[Data for processing]:
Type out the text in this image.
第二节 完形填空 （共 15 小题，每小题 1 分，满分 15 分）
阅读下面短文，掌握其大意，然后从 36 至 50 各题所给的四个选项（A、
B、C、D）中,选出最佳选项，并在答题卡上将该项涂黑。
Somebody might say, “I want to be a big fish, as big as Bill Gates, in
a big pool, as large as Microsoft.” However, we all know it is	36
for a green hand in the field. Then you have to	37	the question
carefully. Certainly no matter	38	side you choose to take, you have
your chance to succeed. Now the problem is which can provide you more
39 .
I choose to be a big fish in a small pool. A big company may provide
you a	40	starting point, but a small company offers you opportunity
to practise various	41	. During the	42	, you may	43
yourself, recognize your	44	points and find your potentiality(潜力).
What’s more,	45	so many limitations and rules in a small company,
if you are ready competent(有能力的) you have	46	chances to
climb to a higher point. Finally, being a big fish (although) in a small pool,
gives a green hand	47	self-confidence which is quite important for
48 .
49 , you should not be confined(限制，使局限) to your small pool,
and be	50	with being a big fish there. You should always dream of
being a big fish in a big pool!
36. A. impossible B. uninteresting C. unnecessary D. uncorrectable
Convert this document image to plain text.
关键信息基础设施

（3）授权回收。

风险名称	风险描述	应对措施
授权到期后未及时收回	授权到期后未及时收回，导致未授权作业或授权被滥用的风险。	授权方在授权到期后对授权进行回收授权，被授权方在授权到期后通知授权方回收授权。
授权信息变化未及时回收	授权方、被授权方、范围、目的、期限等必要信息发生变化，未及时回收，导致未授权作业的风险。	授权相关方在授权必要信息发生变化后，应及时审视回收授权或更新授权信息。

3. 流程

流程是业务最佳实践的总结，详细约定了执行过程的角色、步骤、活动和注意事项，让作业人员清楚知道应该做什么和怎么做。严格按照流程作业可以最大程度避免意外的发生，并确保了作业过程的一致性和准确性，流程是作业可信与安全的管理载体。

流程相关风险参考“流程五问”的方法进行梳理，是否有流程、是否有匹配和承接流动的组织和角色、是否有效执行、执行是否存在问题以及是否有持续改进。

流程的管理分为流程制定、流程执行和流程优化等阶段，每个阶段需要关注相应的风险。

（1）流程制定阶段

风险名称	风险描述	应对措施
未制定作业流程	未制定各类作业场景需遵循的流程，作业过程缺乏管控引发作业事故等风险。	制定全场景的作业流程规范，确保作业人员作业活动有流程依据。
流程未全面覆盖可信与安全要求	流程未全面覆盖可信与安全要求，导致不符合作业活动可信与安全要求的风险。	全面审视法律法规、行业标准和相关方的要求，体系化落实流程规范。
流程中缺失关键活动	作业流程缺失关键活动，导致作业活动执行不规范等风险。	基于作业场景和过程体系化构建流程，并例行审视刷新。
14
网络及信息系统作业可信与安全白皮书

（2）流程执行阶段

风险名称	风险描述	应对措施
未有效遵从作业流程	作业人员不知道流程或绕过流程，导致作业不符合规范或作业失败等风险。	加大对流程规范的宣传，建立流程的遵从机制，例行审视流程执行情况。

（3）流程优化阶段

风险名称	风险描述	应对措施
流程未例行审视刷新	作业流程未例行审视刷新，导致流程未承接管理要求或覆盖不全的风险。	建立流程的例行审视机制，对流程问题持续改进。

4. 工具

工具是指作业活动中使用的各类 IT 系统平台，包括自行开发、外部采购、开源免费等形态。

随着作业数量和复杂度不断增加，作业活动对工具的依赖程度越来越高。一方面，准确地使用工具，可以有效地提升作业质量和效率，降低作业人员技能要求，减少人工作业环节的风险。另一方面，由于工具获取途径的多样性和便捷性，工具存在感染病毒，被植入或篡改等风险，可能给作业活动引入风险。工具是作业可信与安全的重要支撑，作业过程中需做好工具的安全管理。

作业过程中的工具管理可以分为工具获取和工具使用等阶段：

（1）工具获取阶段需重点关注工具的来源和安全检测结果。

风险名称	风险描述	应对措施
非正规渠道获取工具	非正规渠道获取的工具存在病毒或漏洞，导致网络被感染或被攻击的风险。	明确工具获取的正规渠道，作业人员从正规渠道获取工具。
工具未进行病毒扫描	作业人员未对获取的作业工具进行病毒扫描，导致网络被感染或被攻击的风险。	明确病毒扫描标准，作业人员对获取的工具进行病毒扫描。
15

[Instructions to follow]: Every line of the material must be returned exactly as it appears.

[Exercise solution]:
Type out the text in this image.
第二节 完形填空 （共 15 小题，每小题 1 分，满分 15 分）
阅读下面短文，掌握其大意，然后从 36 至 50 各题所给的四个选项（A、
B、C、D）中,选出最佳选项，并在答题卡上将该项涂黑。
Somebody might say, “I want to be a big fish, as big as Bill Gates, in
a big pool, as large as Microsoft.” However, we all know it is	36
for a green hand in the field. Then you have to	37	the question
carefully. Certainly no matter	38	side you choose to take, you have
your chance to succeed. Now the problem is which can provide you more
39 .
I choose to be a big fish in a small pool. A big company may provide
you a	40	starting point, but a small company offers you opportunity
to practise various	41	. During the	42	, you may	43
yourself, recognize your	44	points and find your potentiality(潜力).
What’s more,	45	so many limitations and rules in a small company,
if you are ready competent(有能力的) you have	46	chances to
climb to a higher point. Finally, being a big fish (although) in a small pool,
gives a green hand	47	self-confidence which is quite important for
48 .
49 , you should not be confined(限制，使局限) to your small pool,
and be	50	with being a big fish there. You should always dream of
being a big fish in a big pool!
36. A. impossible B. uninteresting C. unnecessary D. uncorrectable
Convert this document image to plain text.
关键信息基础设施

（3）授权回收。

风险名称	风险描述	应对措施
授权到期后未及时收回	授权到期后未及时收回，导致未授权作业或授权被滥用的风险。	授权方在授权到期后对授权进行回收授权，被授权方在授权到期后通知授权方回收授权。
授权信息变化未及时回收	授权方、被授权方、范围、目的、期限等必要信息发生变化，未及时回收，导致未授权作业的风险。	授权相关方在授权必要信息发生变化后，应及时审视回收授权或更新授权信息。

3. 流程

流程是业务最佳实践的总结，详细约定了执行过程的角色、步骤、活动和注意事项，让作业人员清楚知道应该做什么和怎么做。严格按照流程作业可以最大程度避免意外的发生，并确保了作业过程的一致性和准确性，流程是作业可信与安全的管理载体。

流程相关风险参考“流程五问”的方法进行梳理，是否有流程、是否有匹配和承接流动的组织和角色、是否有效执行、执行是否存在问题以及是否有持续改进。

流程的管理分为流程制定、流程执行和流程优化等阶段，每个阶段需要关注相应的风险。

（1）流程制定阶段

风险名称	风险描述	应对措施
未制定作业流程	未制定各类作业场景需遵循的流程，作业过程缺乏管控引发作业事故等风险。	制定全场景的作业流程规范，确保作业人员作业活动有流程依据。
流程未全面覆盖可信与安全要求	流程未全面覆盖可信与安全要求，导致不符合作业活动可信与安全要求的风险。	全面审视法律法规、行业标准和相关方的要求，体系化落实流程规范。
流程中缺失关键活动	作业流程缺失关键活动，导致作业活动执行不规范等风险。	基于作业场景和过程体系化构建流程，并例行审视刷新。
14
网络及信息系统作业可信与安全白皮书

（2）流程执行阶段

风险名称	风险描述	应对措施
未有效遵从作业流程	作业人员不知道流程或绕过流程，导致作业不符合规范或作业失败等风险。	加大对流程规范的宣传，建立流程的遵从机制，例行审视流程执行情况。

（3）流程优化阶段

风险名称	风险描述	应对措施
流程未例行审视刷新	作业流程未例行审视刷新，导致流程未承接管理要求或覆盖不全的风险。	建立流程的例行审视机制，对流程问题持续改进。

4. 工具

工具是指作业活动中使用的各类 IT 系统平台，包括自行开发、外部采购、开源免费等形态。

随着作业数量和复杂度不断增加，作业活动对工具的依赖程度越来越高。一方面，准确地使用工具，可以有效地提升作业质量和效率，降低作业人员技能要求，减少人工作业环节的风险。另一方面，由于工具获取途径的多样性和便捷性，工具存在感染病毒，被植入或篡改等风险，可能给作业活动引入风险。工具是作业可信与安全的重要支撑，作业过程中需做好工具的安全管理。

作业过程中的工具管理可以分为工具获取和工具使用等阶段：

（1）工具获取阶段需重点关注工具的来源和安全检测结果。

风险名称	风险描述	应对措施
非正规渠道获取工具	非正规渠道获取的工具存在病毒或漏洞，导致网络被感染或被攻击的风险。	明确工具获取的正规渠道，作业人员从正规渠道获取工具。
工具未进行病毒扫描	作业人员未对获取的作业工具进行病毒扫描，导致网络被感染或被攻击的风险。	明确病毒扫描标准，作业人员对获取的工具进行病毒扫描。
15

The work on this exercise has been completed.